Given data:
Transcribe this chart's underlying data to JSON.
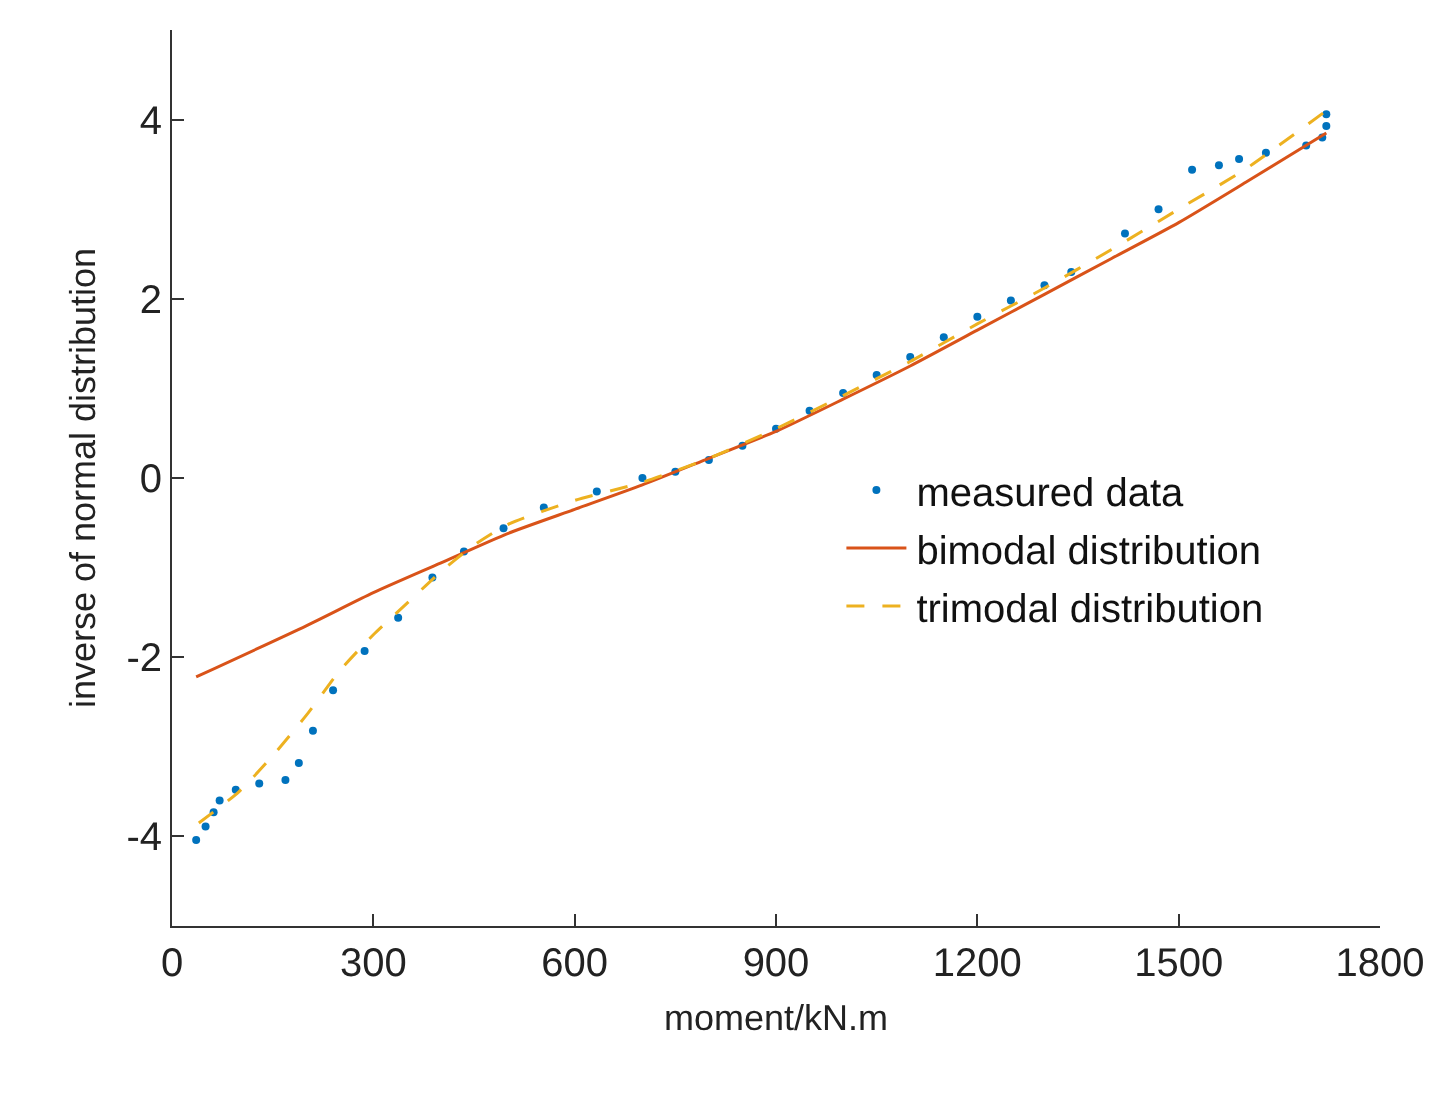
{
  "chart_data": {
    "type": "scatter",
    "xlabel": "moment/kN.m",
    "ylabel": "inverse of normal distribution",
    "xlim": [
      0,
      1800
    ],
    "xticks": [
      0,
      300,
      600,
      900,
      1200,
      1500,
      1800
    ],
    "ylim": [
      -5,
      5
    ],
    "yticks": [
      -4,
      -2,
      0,
      2,
      4
    ],
    "grid": false,
    "legend": "right",
    "series": [
      {
        "name": "measured data",
        "marker": "circle",
        "color": "#0072bd",
        "x": [
          36,
          50,
          62,
          71,
          95,
          130,
          169,
          189,
          210,
          240,
          287,
          337,
          388,
          435,
          494,
          554,
          633,
          701,
          750,
          800,
          850,
          900,
          950,
          1000,
          1050,
          1100,
          1150,
          1200,
          1250,
          1300,
          1340,
          1420,
          1470,
          1520,
          1560,
          1590,
          1630,
          1690,
          1714,
          1720,
          1720
        ],
        "values": [
          -4.04,
          -3.89,
          -3.73,
          -3.6,
          -3.48,
          -3.41,
          -3.37,
          -3.18,
          -2.82,
          -2.37,
          -1.93,
          -1.56,
          -1.11,
          -0.82,
          -0.56,
          -0.33,
          -0.15,
          0,
          0.07,
          0.2,
          0.36,
          0.55,
          0.75,
          0.95,
          1.15,
          1.35,
          1.57,
          1.8,
          1.98,
          2.15,
          2.3,
          2.73,
          3.0,
          3.44,
          3.49,
          3.56,
          3.63,
          3.71,
          3.8,
          3.93,
          4.06
        ]
      },
      {
        "name": "bimodal distribution",
        "type": "line",
        "line_style": "solid",
        "color": "#d95319",
        "x": [
          36,
          200,
          300,
          400,
          500,
          600,
          700,
          800,
          900,
          1000,
          1100,
          1200,
          1300,
          1400,
          1500,
          1600,
          1720
        ],
        "values": [
          -2.22,
          -1.65,
          -1.28,
          -0.95,
          -0.62,
          -0.35,
          -0.08,
          0.22,
          0.52,
          0.88,
          1.25,
          1.65,
          2.05,
          2.45,
          2.85,
          3.3,
          3.85
        ]
      },
      {
        "name": "trimodal distribution",
        "type": "line",
        "line_style": "dashed",
        "color": "#edb120",
        "x": [
          40,
          100,
          150,
          200,
          250,
          300,
          350,
          400,
          450,
          500,
          600,
          700,
          800,
          900,
          1000,
          1100,
          1200,
          1300,
          1400,
          1500,
          1600,
          1720
        ],
        "values": [
          -3.85,
          -3.5,
          -3.1,
          -2.65,
          -2.15,
          -1.75,
          -1.4,
          -1.05,
          -0.75,
          -0.52,
          -0.25,
          -0.05,
          0.22,
          0.55,
          0.92,
          1.3,
          1.72,
          2.12,
          2.55,
          3.0,
          3.45,
          4.1
        ]
      }
    ]
  }
}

What you need to do: Exclude the pictures and repeat every other part of the records word for word.

Solution for this problem:
Transcribe this chart's underlying data to JSON.
{
  "chart_data": {
    "type": "scatter",
    "xlabel": "moment/kN.m",
    "ylabel": "inverse of normal distribution",
    "xlim": [
      0,
      1800
    ],
    "xticks": [
      0,
      300,
      600,
      900,
      1200,
      1500,
      1800
    ],
    "ylim": [
      -5,
      5
    ],
    "yticks": [
      -4,
      -2,
      0,
      2,
      4
    ],
    "grid": false,
    "legend": "right",
    "series": [
      {
        "name": "measured data",
        "marker": "circle",
        "color": "#0072bd",
        "x": [
          36,
          50,
          62,
          71,
          95,
          130,
          169,
          189,
          210,
          240,
          287,
          337,
          388,
          435,
          494,
          554,
          633,
          701,
          750,
          800,
          850,
          900,
          950,
          1000,
          1050,
          1100,
          1150,
          1200,
          1250,
          1300,
          1340,
          1420,
          1470,
          1520,
          1560,
          1590,
          1630,
          1690,
          1714,
          1720,
          1720
        ],
        "values": [
          -4.04,
          -3.89,
          -3.73,
          -3.6,
          -3.48,
          -3.41,
          -3.37,
          -3.18,
          -2.82,
          -2.37,
          -1.93,
          -1.56,
          -1.11,
          -0.82,
          -0.56,
          -0.33,
          -0.15,
          0,
          0.07,
          0.2,
          0.36,
          0.55,
          0.75,
          0.95,
          1.15,
          1.35,
          1.57,
          1.8,
          1.98,
          2.15,
          2.3,
          2.73,
          3.0,
          3.44,
          3.49,
          3.56,
          3.63,
          3.71,
          3.8,
          3.93,
          4.06
        ]
      },
      {
        "name": "bimodal distribution",
        "type": "line",
        "line_style": "solid",
        "color": "#d95319",
        "x": [
          36,
          200,
          300,
          400,
          500,
          600,
          700,
          800,
          900,
          1000,
          1100,
          1200,
          1300,
          1400,
          1500,
          1600,
          1720
        ],
        "values": [
          -2.22,
          -1.65,
          -1.28,
          -0.95,
          -0.62,
          -0.35,
          -0.08,
          0.22,
          0.52,
          0.88,
          1.25,
          1.65,
          2.05,
          2.45,
          2.85,
          3.3,
          3.85
        ]
      },
      {
        "name": "trimodal distribution",
        "type": "line",
        "line_style": "dashed",
        "color": "#edb120",
        "x": [
          40,
          100,
          150,
          200,
          250,
          300,
          350,
          400,
          450,
          500,
          600,
          700,
          800,
          900,
          1000,
          1100,
          1200,
          1300,
          1400,
          1500,
          1600,
          1720
        ],
        "values": [
          -3.85,
          -3.5,
          -3.1,
          -2.65,
          -2.15,
          -1.75,
          -1.4,
          -1.05,
          -0.75,
          -0.52,
          -0.25,
          -0.05,
          0.22,
          0.55,
          0.92,
          1.3,
          1.72,
          2.12,
          2.55,
          3.0,
          3.45,
          4.1
        ]
      }
    ]
  }
}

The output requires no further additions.